WHAT IS BEING ASKED:
Where a line of the listing below holds "patients", add it to the tally; give only the final number.

AVAILABLE RECORDS:
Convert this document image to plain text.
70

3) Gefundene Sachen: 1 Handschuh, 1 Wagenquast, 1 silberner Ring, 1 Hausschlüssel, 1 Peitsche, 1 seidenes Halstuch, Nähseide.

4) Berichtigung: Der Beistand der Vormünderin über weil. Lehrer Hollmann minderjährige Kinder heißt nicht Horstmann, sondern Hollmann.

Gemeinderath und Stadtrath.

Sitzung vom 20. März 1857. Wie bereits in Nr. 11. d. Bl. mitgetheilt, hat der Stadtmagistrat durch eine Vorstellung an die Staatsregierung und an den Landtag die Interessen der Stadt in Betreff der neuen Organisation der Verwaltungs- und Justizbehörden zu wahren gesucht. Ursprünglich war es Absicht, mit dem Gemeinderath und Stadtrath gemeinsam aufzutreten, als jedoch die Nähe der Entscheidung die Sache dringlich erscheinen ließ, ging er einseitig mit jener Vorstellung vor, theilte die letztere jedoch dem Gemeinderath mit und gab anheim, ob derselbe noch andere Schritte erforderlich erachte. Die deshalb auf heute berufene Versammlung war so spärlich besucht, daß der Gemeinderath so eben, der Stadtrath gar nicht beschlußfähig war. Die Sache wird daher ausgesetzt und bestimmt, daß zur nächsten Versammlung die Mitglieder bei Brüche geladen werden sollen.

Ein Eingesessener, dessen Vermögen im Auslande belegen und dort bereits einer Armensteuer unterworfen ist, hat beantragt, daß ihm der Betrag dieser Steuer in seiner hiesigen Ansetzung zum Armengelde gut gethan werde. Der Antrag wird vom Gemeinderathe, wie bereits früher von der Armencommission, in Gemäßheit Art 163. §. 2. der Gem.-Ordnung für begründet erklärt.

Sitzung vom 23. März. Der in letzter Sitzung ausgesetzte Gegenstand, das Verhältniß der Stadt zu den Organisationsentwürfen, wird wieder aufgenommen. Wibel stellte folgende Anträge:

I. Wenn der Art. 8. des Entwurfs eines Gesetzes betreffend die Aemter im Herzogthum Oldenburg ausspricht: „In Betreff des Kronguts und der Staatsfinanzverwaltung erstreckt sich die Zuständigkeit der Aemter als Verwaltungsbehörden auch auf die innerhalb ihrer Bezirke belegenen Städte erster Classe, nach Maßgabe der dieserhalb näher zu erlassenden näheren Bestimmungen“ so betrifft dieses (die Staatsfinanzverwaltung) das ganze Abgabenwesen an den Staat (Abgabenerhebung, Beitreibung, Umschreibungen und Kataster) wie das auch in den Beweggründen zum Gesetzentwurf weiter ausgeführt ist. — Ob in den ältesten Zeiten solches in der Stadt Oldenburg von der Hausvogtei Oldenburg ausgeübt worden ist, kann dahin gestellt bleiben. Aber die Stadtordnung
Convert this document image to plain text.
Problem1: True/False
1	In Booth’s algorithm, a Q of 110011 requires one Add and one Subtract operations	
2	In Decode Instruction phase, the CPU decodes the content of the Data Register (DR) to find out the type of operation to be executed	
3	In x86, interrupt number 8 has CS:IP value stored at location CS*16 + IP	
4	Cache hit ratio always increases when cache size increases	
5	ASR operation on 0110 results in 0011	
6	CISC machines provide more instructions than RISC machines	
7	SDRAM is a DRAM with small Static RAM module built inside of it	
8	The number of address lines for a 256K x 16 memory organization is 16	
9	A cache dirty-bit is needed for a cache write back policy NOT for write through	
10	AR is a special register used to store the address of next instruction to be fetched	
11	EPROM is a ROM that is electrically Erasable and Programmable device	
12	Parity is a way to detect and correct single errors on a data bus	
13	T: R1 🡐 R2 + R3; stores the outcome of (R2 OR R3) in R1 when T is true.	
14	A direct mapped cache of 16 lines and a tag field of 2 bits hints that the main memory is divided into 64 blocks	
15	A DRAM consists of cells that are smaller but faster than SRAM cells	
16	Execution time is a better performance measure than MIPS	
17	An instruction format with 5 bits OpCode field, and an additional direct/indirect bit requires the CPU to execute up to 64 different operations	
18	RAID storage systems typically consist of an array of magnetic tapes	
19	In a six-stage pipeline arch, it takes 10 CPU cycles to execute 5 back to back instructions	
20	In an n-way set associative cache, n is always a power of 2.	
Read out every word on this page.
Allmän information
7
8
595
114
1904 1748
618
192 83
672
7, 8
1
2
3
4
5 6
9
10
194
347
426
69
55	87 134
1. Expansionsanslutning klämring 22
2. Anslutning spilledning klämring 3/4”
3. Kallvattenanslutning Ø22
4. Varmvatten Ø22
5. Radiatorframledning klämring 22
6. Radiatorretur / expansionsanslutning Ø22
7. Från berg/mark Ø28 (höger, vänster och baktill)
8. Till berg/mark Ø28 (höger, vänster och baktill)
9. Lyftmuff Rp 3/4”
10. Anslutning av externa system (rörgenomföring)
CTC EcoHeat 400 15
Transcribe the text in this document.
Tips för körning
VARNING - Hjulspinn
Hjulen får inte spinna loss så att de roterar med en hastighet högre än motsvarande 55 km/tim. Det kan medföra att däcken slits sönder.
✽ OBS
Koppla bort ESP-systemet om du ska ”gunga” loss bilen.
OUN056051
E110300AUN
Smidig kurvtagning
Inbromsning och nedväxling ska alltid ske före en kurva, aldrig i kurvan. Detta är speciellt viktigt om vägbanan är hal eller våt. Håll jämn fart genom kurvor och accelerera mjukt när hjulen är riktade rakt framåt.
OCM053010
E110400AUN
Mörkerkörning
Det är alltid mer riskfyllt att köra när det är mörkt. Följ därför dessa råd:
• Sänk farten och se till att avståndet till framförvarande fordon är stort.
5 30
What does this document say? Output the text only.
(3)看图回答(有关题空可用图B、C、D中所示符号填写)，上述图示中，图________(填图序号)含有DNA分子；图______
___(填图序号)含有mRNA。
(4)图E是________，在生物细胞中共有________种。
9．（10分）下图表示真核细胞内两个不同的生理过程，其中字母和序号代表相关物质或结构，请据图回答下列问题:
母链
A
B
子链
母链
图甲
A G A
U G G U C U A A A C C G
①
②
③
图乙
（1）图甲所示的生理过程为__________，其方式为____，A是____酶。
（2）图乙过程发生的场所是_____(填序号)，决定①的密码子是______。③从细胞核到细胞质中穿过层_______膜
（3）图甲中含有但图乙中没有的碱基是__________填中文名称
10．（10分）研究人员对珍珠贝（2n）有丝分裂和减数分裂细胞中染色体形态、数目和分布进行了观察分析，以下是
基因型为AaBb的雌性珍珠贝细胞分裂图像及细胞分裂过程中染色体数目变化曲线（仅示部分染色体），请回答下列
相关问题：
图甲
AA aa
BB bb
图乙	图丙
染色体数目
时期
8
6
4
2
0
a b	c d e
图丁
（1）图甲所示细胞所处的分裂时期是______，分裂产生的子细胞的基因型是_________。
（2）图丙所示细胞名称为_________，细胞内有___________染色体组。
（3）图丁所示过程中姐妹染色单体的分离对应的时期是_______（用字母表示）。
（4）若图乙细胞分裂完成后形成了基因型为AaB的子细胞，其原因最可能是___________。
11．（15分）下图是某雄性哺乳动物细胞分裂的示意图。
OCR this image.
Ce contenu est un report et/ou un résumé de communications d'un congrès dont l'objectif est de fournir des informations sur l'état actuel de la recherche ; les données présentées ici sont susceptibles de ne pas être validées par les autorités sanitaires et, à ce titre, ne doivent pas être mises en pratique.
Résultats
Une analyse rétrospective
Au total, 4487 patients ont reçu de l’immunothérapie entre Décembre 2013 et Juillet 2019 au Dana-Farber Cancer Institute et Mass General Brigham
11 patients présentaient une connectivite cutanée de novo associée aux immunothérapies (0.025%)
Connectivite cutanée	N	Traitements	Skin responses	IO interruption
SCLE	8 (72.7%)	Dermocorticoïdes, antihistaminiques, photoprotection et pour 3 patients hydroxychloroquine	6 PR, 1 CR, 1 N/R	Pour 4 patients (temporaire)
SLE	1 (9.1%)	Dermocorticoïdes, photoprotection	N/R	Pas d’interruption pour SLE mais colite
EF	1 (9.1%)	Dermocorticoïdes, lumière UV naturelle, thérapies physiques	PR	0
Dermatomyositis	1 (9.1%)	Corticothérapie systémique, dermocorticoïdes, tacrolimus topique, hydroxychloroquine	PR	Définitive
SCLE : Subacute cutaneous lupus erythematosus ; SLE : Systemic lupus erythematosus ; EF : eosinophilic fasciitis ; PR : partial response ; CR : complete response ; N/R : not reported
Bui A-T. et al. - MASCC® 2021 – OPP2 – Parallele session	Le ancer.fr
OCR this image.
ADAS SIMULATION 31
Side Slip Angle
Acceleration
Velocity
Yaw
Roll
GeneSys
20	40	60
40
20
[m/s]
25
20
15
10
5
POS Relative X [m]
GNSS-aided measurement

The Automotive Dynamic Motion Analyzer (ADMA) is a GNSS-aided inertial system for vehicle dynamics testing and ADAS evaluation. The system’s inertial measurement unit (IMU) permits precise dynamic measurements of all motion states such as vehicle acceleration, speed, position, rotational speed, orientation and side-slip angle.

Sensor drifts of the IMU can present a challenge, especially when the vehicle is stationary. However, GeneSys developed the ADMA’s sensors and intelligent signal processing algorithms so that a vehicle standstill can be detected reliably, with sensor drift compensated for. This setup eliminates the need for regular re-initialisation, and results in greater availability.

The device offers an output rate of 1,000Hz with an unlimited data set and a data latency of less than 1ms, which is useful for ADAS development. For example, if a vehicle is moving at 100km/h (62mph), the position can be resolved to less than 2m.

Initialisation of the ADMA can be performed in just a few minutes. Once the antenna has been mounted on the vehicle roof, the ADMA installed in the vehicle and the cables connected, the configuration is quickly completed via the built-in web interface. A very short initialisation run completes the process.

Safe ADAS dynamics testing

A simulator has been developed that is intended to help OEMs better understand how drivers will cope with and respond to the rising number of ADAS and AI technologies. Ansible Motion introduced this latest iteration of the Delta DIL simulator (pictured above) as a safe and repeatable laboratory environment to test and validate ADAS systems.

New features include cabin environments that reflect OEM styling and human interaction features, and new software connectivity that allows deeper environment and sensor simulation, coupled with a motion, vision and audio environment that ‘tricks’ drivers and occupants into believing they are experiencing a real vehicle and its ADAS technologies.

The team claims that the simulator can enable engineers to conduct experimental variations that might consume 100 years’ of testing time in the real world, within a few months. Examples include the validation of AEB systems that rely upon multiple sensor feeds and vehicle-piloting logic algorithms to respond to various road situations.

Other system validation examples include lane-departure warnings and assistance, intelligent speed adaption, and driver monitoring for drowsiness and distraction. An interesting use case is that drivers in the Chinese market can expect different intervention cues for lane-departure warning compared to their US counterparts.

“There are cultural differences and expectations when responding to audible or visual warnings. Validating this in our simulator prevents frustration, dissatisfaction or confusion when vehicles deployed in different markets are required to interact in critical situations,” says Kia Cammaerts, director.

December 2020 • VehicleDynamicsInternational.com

COMPLETED TASK:
3